Short exercise ▸ All entries are to be given again verbatim.

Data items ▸
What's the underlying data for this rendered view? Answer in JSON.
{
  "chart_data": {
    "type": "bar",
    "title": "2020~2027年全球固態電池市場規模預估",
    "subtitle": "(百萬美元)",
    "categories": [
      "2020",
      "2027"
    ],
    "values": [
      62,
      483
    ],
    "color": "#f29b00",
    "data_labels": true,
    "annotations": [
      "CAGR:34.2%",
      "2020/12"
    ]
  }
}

Correct output ▸
What's the underlying data for this rendered view? Answer in JSON.
{
  "chart_data": {
    "type": "bar",
    "title": "2020~2027年全球固態電池市場規模預估",
    "subtitle": "(百萬美元)",
    "categories": [
      "2020",
      "2027"
    ],
    "values": [
      62,
      483
    ],
    "color": "#f29b00",
    "data_labels": true,
    "annotations": [
      "CAGR:34.2%",
      "2020/12"
    ]
  }
}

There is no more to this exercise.